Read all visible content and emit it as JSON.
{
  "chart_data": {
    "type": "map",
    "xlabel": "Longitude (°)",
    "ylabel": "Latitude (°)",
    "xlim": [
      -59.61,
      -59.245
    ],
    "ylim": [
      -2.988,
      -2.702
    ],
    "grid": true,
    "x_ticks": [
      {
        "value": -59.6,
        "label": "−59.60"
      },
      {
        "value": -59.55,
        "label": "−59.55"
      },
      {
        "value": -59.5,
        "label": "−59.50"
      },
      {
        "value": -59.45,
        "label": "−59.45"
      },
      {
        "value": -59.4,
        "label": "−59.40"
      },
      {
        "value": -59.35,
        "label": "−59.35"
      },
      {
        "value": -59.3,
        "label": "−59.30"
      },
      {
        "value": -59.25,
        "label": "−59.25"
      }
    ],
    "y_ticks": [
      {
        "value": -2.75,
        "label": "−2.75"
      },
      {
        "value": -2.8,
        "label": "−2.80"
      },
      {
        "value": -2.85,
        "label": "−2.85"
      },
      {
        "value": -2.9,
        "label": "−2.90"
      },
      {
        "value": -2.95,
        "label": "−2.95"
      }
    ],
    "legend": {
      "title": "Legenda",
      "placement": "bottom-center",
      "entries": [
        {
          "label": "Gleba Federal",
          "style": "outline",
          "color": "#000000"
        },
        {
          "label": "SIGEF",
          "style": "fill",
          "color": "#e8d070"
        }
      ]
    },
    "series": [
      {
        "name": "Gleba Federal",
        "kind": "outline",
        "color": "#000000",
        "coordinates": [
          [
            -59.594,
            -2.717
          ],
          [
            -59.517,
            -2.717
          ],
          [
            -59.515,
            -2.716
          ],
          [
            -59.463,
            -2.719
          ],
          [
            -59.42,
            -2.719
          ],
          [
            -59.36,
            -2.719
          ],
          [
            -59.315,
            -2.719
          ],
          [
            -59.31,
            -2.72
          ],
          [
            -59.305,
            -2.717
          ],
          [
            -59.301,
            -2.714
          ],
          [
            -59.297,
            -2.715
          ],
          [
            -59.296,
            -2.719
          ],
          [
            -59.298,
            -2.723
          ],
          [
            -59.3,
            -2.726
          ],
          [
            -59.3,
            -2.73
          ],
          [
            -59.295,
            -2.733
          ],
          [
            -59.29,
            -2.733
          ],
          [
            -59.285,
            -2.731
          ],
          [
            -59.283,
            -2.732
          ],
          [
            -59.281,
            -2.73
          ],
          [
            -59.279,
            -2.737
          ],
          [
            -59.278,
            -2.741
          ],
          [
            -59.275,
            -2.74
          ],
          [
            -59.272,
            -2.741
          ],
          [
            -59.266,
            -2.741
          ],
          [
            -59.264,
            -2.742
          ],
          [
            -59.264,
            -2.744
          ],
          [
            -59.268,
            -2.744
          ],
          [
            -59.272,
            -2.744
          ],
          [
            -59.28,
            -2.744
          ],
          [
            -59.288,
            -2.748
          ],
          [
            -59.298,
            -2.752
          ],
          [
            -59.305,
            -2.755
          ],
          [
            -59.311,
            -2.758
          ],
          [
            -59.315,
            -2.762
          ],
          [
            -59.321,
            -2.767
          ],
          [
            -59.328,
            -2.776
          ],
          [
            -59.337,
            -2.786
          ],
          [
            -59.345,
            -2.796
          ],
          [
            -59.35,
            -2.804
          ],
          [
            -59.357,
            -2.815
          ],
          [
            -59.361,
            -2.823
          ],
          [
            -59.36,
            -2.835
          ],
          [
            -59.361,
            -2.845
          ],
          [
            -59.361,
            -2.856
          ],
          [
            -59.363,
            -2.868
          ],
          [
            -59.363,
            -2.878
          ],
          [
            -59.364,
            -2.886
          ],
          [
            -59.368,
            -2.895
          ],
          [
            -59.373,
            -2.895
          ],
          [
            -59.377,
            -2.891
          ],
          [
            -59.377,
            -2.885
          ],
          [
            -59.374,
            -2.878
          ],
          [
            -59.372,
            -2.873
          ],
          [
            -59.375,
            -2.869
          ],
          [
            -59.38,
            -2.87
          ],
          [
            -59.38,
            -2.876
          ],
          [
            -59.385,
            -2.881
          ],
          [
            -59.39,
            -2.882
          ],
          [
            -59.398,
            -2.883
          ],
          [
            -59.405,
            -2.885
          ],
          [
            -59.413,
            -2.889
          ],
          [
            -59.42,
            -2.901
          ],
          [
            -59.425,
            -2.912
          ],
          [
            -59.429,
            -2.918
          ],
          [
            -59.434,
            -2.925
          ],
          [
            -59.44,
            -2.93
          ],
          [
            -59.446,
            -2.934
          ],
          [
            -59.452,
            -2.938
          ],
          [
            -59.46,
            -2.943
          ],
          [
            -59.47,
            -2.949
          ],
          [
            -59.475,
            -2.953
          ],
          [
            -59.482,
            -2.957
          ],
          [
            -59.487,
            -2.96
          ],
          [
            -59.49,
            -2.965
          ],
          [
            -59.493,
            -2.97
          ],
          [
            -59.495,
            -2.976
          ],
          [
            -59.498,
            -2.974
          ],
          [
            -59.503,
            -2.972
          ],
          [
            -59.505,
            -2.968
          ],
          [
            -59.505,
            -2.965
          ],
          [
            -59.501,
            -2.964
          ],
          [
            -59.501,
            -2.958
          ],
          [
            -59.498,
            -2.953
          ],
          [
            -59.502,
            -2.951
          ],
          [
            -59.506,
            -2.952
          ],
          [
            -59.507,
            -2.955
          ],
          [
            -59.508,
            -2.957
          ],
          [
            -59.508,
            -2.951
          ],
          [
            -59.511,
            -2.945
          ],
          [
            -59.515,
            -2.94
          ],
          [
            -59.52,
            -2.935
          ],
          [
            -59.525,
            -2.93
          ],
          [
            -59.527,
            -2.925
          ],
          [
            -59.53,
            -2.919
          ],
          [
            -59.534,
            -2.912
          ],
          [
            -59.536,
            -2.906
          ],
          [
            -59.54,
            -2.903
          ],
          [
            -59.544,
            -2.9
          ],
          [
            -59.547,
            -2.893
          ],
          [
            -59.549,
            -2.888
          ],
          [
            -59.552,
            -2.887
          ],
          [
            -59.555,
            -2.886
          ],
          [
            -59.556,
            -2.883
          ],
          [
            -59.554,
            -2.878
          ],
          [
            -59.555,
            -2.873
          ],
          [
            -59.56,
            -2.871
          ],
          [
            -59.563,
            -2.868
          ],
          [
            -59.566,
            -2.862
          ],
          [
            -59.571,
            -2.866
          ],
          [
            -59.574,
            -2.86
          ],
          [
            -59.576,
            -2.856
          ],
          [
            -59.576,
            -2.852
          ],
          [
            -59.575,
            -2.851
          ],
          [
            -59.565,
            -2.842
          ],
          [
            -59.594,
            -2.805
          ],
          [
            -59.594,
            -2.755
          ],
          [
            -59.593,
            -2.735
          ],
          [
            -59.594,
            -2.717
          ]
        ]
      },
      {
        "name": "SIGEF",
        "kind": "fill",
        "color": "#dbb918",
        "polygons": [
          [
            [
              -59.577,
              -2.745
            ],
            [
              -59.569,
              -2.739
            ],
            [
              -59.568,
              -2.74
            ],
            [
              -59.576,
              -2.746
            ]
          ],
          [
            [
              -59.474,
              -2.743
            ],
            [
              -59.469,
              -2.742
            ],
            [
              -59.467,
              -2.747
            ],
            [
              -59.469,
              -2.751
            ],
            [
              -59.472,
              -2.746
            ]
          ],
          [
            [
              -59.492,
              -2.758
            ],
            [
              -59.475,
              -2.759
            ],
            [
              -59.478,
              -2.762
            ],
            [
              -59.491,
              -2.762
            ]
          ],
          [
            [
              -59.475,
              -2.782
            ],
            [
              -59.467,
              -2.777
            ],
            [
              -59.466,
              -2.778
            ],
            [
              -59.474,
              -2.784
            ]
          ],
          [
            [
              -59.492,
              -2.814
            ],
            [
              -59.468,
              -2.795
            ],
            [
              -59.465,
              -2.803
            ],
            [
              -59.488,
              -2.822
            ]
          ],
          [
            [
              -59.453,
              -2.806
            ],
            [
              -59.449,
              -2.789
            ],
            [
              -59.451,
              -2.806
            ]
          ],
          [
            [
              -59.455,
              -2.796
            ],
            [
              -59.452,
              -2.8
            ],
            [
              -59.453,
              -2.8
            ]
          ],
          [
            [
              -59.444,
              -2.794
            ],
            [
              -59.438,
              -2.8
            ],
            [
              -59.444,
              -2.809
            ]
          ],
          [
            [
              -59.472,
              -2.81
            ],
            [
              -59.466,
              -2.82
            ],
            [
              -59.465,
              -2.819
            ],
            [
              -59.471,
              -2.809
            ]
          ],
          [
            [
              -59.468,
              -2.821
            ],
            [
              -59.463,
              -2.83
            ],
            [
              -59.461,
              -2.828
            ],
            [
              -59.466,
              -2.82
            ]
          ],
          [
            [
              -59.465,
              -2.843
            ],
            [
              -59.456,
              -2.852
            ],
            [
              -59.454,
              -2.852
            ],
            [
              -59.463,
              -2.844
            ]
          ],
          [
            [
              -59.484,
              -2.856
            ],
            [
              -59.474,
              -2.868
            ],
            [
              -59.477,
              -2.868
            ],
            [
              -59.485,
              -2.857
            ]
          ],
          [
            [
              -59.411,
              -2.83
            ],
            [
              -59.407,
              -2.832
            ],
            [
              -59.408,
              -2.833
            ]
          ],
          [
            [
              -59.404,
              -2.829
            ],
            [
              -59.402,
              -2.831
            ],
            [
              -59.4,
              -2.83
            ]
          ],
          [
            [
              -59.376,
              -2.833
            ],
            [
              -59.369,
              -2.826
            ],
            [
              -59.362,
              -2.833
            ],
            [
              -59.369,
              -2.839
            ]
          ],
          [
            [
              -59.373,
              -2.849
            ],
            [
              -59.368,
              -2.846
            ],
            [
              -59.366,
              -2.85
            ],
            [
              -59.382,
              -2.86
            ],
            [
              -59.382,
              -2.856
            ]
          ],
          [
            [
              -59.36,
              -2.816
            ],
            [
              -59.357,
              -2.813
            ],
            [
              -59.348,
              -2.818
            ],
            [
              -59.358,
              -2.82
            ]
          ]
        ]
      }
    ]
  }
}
- - - -
[EXERCISE OBJECTIVE]: Find the word "color" and list each line it appears in.

[THE RESPONSE]:
          "color": "#000000"
          "color": "#e8d070"
        "color": "#000000",
        "color": "#dbb918",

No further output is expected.